**Stated goal:** Repeat the material verbatim. Images are excluded from the copy.
** START OF Supplied data **
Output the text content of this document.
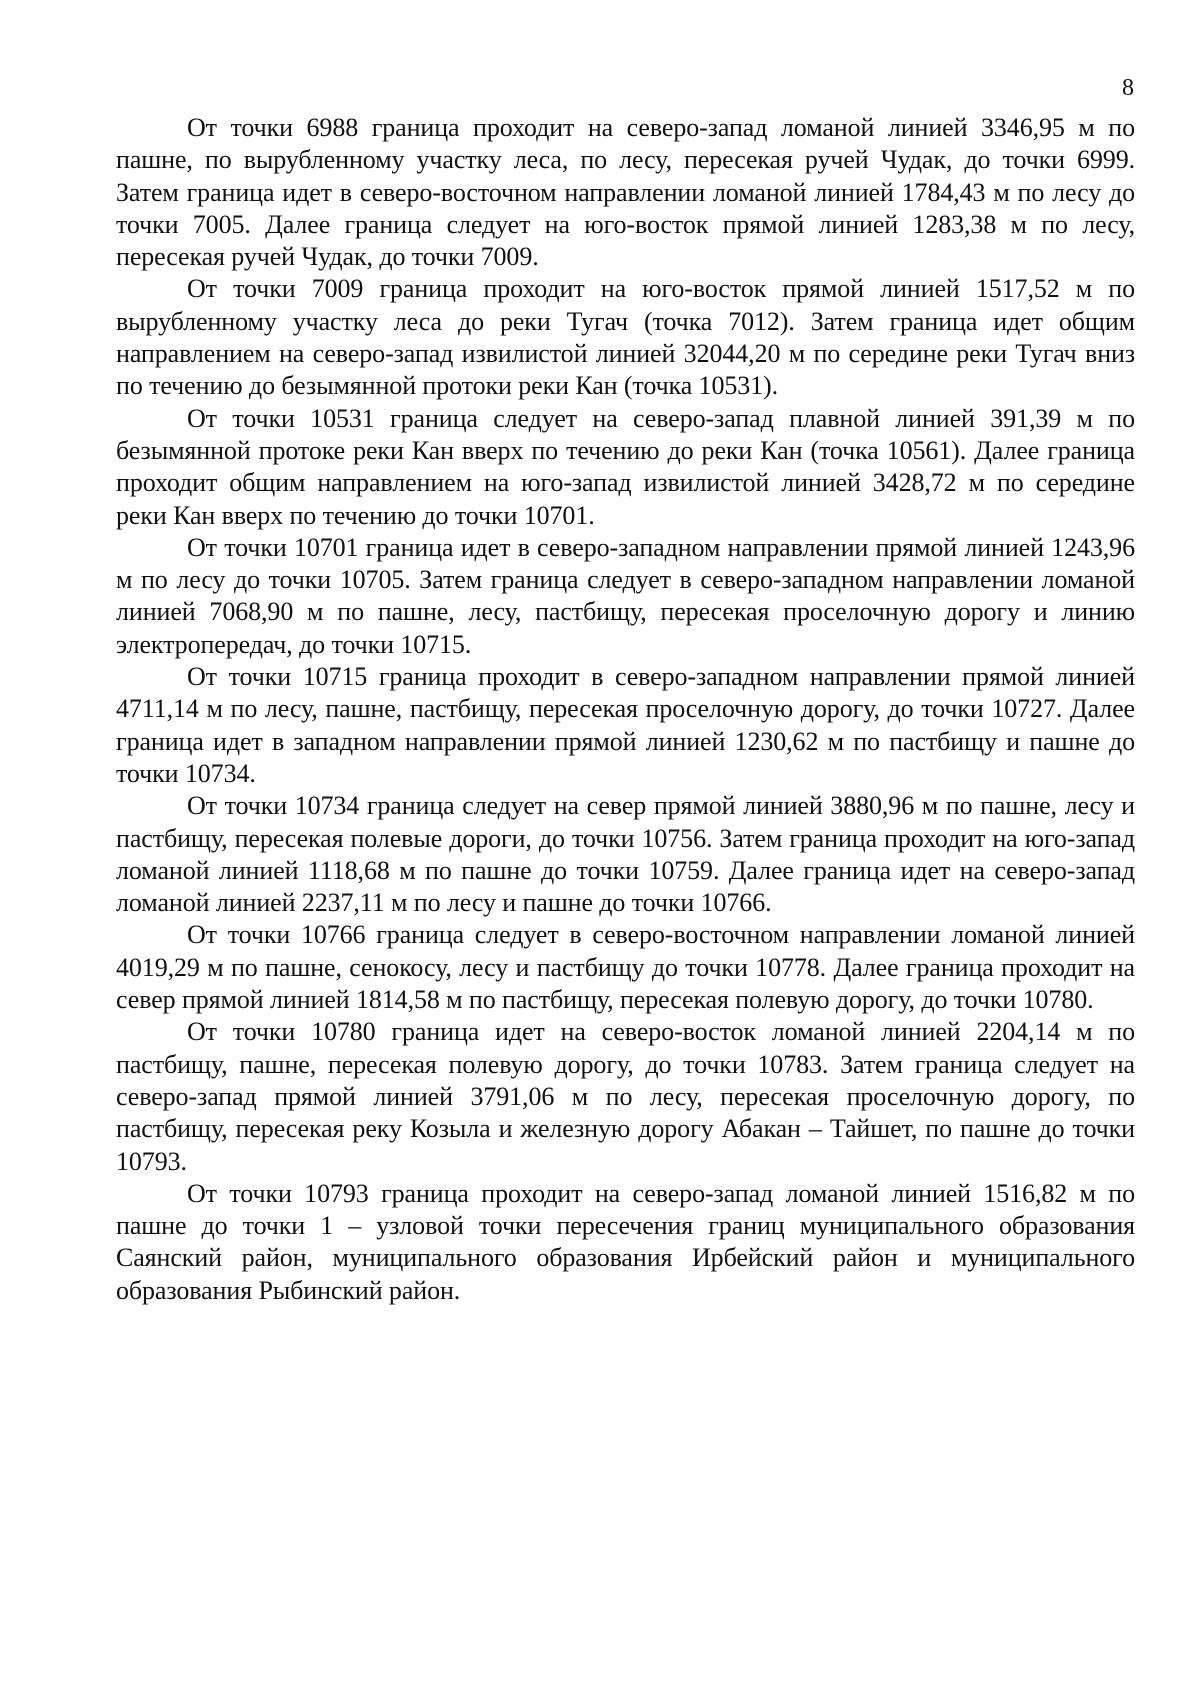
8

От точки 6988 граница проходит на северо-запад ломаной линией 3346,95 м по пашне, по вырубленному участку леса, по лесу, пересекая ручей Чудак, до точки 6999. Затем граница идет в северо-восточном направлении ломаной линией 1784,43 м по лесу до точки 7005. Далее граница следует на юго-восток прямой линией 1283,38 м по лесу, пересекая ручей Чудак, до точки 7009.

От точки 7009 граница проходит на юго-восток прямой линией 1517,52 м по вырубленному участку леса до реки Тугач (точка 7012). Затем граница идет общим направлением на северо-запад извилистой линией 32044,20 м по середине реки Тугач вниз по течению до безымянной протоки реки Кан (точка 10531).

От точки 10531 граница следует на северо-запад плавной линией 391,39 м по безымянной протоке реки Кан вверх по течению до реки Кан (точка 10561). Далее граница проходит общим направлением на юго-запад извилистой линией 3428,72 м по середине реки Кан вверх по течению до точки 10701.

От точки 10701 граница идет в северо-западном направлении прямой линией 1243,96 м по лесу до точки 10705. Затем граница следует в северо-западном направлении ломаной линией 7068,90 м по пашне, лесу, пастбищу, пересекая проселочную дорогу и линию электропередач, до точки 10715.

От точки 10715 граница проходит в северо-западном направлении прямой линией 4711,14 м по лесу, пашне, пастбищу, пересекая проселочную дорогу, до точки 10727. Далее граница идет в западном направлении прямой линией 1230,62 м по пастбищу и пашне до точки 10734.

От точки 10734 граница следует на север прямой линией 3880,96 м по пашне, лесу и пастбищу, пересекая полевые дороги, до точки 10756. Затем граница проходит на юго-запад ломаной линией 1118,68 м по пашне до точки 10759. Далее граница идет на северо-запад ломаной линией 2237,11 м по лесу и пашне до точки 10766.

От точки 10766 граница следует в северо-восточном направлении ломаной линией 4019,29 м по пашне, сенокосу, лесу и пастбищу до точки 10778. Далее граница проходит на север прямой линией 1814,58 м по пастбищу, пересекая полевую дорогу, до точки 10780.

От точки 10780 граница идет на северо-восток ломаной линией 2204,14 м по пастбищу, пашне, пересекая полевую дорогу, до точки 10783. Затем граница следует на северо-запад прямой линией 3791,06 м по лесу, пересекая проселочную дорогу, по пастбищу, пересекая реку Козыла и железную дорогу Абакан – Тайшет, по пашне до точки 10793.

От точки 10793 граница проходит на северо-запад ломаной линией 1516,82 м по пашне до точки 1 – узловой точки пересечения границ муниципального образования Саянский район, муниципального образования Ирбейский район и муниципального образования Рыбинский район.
** END OF Supplied data **
**The output:**
Output the text content of this document.
8

От точки 6988 граница проходит на северо-запад ломаной линией 3346,95 м по пашне, по вырубленному участку леса, по лесу, пересекая ручей Чудак, до точки 6999. Затем граница идет в северо-восточном направлении ломаной линией 1784,43 м по лесу до точки 7005. Далее граница следует на юго-восток прямой линией 1283,38 м по лесу, пересекая ручей Чудак, до точки 7009.

От точки 7009 граница проходит на юго-восток прямой линией 1517,52 м по вырубленному участку леса до реки Тугач (точка 7012). Затем граница идет общим направлением на северо-запад извилистой линией 32044,20 м по середине реки Тугач вниз по течению до безымянной протоки реки Кан (точка 10531).

От точки 10531 граница следует на северо-запад плавной линией 391,39 м по безымянной протоке реки Кан вверх по течению до реки Кан (точка 10561). Далее граница проходит общим направлением на юго-запад извилистой линией 3428,72 м по середине реки Кан вверх по течению до точки 10701.

От точки 10701 граница идет в северо-западном направлении прямой линией 1243,96 м по лесу до точки 10705. Затем граница следует в северо-западном направлении ломаной линией 7068,90 м по пашне, лесу, пастбищу, пересекая проселочную дорогу и линию электропередач, до точки 10715.

От точки 10715 граница проходит в северо-западном направлении прямой линией 4711,14 м по лесу, пашне, пастбищу, пересекая проселочную дорогу, до точки 10727. Далее граница идет в западном направлении прямой линией 1230,62 м по пастбищу и пашне до точки 10734.

От точки 10734 граница следует на север прямой линией 3880,96 м по пашне, лесу и пастбищу, пересекая полевые дороги, до точки 10756. Затем граница проходит на юго-запад ломаной линией 1118,68 м по пашне до точки 10759. Далее граница идет на северо-запад ломаной линией 2237,11 м по лесу и пашне до точки 10766.

От точки 10766 граница следует в северо-восточном направлении ломаной линией 4019,29 м по пашне, сенокосу, лесу и пастбищу до точки 10778. Далее граница проходит на север прямой линией 1814,58 м по пастбищу, пересекая полевую дорогу, до точки 10780.

От точки 10780 граница идет на северо-восток ломаной линией 2204,14 м по пастбищу, пашне, пересекая полевую дорогу, до точки 10783. Затем граница следует на северо-запад прямой линией 3791,06 м по лесу, пересекая проселочную дорогу, по пастбищу, пересекая реку Козыла и железную дорогу Абакан – Тайшет, по пашне до точки 10793.

От точки 10793 граница проходит на северо-запад ломаной линией 1516,82 м по пашне до точки 1 – узловой точки пересечения границ муниципального образования Саянский район, муниципального образования Ирбейский район и муниципального образования Рыбинский район.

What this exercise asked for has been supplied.